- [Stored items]
•••••

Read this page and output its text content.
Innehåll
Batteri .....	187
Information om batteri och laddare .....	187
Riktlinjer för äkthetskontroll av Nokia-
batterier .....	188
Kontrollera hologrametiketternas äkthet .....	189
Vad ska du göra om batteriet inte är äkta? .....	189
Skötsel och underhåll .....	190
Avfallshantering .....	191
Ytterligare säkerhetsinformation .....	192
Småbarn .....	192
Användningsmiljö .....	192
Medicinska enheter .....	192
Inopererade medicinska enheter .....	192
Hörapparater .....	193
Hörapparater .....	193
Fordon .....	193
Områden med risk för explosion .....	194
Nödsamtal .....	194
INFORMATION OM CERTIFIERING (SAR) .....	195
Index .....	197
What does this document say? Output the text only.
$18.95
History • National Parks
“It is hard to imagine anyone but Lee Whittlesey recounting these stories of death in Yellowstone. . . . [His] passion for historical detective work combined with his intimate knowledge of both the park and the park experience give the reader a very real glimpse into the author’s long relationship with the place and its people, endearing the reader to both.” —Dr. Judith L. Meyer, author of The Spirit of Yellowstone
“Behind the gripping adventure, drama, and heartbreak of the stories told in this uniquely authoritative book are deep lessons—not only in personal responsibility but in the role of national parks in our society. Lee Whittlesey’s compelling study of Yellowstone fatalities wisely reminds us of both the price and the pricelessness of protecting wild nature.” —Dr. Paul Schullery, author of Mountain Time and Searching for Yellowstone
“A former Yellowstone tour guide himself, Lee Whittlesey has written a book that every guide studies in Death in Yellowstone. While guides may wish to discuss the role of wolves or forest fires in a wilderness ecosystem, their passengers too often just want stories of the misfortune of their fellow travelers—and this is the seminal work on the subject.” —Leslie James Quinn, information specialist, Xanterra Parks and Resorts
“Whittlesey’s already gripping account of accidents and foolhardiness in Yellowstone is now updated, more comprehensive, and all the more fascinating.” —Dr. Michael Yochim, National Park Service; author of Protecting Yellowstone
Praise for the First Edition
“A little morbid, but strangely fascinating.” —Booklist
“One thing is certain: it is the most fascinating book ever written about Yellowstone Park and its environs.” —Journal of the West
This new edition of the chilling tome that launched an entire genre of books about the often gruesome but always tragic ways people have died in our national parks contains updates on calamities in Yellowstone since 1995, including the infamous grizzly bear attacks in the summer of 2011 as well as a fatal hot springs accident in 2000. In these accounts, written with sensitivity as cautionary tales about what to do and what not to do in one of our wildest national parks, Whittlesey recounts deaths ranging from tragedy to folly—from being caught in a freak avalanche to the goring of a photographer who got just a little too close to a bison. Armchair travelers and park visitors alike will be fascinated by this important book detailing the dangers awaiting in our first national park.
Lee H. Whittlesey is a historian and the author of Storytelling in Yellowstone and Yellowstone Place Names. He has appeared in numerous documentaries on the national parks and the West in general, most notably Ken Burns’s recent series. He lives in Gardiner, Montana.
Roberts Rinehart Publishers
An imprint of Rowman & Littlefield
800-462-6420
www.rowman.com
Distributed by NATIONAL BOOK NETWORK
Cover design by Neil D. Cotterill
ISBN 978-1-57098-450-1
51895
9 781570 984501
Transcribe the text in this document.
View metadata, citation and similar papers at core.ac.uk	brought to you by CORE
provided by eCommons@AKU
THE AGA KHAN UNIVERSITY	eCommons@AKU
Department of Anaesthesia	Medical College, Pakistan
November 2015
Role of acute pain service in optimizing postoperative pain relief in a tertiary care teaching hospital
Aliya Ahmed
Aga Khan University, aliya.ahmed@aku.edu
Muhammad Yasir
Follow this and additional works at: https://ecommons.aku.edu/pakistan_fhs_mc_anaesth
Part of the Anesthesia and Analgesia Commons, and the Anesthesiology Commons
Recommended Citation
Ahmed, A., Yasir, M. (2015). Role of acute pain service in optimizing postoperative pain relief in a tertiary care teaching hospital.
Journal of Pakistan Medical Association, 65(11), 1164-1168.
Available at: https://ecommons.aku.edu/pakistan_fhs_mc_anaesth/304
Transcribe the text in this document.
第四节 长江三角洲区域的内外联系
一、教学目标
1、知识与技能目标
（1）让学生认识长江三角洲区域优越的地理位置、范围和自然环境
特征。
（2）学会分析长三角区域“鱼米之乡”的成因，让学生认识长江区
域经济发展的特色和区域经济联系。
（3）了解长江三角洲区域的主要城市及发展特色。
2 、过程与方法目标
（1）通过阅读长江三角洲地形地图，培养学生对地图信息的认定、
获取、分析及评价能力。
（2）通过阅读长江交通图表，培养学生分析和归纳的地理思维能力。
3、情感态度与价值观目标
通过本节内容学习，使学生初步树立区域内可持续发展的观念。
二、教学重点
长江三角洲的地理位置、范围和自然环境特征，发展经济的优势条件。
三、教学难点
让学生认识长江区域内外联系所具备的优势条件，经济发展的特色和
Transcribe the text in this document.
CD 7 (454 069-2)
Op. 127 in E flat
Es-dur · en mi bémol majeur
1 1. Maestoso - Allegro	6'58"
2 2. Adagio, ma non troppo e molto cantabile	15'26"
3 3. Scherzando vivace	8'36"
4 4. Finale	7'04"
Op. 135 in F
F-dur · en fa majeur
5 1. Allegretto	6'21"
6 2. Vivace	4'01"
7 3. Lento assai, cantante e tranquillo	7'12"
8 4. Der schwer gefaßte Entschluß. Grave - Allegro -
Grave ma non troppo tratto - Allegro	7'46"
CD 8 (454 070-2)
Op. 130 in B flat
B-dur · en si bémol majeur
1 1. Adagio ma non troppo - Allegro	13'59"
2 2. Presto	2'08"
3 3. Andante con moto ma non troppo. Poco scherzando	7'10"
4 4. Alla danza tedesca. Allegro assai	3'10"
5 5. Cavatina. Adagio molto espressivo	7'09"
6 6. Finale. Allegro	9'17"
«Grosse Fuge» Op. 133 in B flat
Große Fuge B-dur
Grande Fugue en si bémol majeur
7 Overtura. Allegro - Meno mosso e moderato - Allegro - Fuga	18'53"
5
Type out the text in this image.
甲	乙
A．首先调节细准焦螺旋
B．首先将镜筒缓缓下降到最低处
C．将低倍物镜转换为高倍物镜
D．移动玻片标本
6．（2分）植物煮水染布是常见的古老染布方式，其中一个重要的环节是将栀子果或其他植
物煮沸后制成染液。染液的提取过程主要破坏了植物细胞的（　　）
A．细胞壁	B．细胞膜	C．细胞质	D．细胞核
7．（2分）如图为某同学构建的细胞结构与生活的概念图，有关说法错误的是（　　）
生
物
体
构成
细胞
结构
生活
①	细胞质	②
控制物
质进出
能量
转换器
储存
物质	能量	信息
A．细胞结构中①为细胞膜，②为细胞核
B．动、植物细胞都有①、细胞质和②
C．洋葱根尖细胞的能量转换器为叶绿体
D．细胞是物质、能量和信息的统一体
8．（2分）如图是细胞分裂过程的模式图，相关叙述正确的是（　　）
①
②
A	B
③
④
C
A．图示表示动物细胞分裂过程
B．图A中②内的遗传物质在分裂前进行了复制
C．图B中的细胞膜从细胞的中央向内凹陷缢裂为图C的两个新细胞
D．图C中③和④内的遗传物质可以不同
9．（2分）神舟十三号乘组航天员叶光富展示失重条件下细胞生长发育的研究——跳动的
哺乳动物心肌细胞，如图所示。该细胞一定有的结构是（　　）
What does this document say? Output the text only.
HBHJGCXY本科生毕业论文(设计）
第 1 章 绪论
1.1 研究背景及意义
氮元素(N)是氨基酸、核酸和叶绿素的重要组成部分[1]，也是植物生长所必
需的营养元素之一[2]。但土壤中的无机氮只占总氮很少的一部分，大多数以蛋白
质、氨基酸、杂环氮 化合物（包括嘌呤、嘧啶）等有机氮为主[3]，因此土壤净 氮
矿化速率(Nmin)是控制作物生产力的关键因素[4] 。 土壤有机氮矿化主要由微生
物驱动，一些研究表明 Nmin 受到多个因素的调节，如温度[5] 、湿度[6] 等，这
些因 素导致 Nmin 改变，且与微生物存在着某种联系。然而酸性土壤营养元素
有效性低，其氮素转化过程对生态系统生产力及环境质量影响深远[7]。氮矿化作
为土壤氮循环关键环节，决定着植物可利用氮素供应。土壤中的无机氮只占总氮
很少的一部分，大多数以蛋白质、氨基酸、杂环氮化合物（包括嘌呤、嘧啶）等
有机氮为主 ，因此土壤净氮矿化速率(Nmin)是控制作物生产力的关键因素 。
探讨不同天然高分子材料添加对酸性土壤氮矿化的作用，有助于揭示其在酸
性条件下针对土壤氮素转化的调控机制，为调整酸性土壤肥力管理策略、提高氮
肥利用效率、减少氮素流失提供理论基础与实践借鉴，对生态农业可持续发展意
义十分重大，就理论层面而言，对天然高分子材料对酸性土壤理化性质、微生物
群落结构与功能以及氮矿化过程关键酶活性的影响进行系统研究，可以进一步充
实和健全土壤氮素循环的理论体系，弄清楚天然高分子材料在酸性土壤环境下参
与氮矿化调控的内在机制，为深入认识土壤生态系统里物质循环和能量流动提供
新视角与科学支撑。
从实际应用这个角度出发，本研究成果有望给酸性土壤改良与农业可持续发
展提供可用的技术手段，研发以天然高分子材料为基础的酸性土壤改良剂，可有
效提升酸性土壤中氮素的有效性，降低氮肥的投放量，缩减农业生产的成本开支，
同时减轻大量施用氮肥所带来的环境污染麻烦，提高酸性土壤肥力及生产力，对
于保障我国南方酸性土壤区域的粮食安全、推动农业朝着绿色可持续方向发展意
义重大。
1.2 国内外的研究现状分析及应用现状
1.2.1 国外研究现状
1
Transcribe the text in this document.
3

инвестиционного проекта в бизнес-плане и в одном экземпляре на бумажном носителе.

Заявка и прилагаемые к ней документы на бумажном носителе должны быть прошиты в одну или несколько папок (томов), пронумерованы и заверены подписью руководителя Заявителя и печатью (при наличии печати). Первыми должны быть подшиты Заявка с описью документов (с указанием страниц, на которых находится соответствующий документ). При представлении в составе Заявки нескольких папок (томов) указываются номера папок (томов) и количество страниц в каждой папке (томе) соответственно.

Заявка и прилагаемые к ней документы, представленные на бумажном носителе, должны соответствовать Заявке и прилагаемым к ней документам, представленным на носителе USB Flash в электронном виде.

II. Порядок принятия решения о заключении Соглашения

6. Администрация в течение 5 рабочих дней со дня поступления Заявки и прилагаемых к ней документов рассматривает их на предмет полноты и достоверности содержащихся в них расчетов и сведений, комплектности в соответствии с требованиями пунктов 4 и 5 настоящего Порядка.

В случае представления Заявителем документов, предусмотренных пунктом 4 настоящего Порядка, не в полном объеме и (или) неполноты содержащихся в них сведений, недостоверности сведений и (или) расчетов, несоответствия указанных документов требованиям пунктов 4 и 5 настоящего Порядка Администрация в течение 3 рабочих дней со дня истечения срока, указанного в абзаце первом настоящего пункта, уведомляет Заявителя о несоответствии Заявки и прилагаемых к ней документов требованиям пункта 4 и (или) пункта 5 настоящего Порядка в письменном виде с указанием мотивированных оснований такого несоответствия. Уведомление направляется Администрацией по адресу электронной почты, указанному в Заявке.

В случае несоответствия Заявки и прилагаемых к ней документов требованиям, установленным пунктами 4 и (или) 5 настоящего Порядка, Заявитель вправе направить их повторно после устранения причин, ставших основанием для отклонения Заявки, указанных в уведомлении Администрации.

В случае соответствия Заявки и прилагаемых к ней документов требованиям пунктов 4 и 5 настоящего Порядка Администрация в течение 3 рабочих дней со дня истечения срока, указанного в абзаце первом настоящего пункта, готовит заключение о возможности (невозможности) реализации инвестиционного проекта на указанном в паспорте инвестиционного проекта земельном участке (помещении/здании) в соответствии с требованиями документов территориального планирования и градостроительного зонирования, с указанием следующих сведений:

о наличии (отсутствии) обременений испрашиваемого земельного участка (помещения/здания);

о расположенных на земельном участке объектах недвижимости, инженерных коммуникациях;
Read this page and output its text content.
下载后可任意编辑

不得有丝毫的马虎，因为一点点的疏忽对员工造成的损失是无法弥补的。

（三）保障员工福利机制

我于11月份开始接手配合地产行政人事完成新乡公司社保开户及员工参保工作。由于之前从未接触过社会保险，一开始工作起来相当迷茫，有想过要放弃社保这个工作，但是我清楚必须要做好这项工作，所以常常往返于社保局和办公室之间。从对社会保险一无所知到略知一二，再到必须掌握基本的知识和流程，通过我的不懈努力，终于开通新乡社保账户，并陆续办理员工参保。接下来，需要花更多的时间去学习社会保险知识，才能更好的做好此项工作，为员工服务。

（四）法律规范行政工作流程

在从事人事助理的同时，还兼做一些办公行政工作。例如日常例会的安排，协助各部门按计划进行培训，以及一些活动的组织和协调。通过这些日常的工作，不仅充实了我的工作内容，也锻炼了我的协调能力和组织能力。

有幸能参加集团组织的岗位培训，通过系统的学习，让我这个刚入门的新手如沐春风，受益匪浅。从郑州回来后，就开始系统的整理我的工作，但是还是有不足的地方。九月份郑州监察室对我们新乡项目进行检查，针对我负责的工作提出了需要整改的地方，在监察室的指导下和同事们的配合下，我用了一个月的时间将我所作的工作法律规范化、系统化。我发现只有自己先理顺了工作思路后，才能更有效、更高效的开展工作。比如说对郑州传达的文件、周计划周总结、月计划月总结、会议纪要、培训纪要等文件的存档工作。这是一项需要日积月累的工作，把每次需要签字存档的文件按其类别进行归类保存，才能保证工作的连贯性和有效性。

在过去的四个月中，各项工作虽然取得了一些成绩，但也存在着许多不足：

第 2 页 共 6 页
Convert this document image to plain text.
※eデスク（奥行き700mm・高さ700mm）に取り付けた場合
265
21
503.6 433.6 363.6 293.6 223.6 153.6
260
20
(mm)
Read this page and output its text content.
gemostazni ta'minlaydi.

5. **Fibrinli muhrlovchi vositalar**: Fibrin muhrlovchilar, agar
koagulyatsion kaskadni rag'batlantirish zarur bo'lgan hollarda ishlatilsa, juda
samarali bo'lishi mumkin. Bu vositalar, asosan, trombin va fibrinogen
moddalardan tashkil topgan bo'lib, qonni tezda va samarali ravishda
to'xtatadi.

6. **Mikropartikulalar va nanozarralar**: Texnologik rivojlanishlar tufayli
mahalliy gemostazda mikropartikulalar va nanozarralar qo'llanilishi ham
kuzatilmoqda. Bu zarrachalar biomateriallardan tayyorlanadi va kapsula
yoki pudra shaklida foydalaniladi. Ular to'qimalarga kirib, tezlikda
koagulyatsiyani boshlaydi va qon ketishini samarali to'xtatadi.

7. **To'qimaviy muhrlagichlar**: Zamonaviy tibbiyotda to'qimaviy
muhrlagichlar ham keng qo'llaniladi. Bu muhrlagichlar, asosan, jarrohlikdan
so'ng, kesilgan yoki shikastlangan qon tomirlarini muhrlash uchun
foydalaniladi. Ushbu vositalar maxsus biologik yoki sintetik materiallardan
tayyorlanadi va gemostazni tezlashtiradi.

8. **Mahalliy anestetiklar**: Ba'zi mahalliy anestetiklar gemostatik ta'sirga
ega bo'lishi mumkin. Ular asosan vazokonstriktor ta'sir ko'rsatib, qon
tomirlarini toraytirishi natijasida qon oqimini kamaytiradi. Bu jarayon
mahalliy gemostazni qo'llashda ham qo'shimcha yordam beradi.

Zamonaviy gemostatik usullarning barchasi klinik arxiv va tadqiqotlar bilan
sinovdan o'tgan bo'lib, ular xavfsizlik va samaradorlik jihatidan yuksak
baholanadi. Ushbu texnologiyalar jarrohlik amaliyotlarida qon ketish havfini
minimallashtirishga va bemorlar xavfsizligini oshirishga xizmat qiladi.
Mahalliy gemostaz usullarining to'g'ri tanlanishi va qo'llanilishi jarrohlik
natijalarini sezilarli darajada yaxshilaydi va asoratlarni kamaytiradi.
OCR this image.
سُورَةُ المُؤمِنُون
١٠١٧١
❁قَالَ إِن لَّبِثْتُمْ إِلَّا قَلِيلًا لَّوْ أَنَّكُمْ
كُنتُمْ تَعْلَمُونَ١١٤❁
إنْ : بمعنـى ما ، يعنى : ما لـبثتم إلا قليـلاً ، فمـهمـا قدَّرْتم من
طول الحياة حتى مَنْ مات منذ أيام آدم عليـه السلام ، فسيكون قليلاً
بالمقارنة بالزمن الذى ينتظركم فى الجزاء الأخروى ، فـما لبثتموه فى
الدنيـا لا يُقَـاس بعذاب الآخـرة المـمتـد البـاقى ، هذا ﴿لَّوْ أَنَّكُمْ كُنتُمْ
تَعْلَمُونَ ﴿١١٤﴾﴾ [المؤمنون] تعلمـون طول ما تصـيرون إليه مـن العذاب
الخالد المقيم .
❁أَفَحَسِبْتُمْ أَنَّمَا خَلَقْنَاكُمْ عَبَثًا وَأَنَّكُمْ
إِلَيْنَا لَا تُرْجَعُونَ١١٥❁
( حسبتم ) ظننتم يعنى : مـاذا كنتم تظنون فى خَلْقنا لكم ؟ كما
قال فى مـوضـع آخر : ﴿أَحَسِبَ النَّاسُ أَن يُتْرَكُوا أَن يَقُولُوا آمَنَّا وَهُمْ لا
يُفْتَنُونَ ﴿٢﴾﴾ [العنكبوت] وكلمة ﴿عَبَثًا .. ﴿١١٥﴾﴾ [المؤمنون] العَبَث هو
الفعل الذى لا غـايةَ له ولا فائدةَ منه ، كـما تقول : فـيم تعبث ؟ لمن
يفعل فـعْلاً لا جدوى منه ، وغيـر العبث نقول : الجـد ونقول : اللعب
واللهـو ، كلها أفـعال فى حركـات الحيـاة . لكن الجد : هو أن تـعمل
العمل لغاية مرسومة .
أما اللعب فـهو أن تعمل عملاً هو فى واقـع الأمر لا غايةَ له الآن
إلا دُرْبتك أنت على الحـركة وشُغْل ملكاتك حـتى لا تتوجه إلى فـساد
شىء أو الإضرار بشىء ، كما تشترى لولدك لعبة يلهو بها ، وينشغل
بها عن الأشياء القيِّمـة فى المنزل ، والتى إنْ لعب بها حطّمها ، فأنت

•••••

- [Task details] Gather up the lines containing the word "just" from these records and copy them.

- [Exercise output]
“A former Yellowstone tour guide himself, Lee Whittlesey has written a book that every guide studies in Death in Yellowstone. While guides may wish to discuss the role of wolves or forest fires in a wilderness ecosystem, their passengers too often just want stories of the misfortune of their fellow travelers—and this is the seminal work on the subject.” —Leslie James Quinn, information specialist, Xanterra Parks and Resorts
This new edition of the chilling tome that launched an entire genre of books about the often gruesome but always tragic ways people have died in our national parks contains updates on calamities in Yellowstone since 1995, including the infamous grizzly bear attacks in the summer of 2011 as well as a fatal hot springs accident in 2000. In these accounts, written with sensitivity as cautionary tales about what to do and what not to do in one of our wildest national parks, Whittlesey recounts deaths ranging from tragedy to folly—from being caught in a freak avalanche to the goring of a photographer who got just a little too close to a bison. Armchair travelers and park visitors alike will be fascinated by this important book detailing the dangers awaiting in our first national park.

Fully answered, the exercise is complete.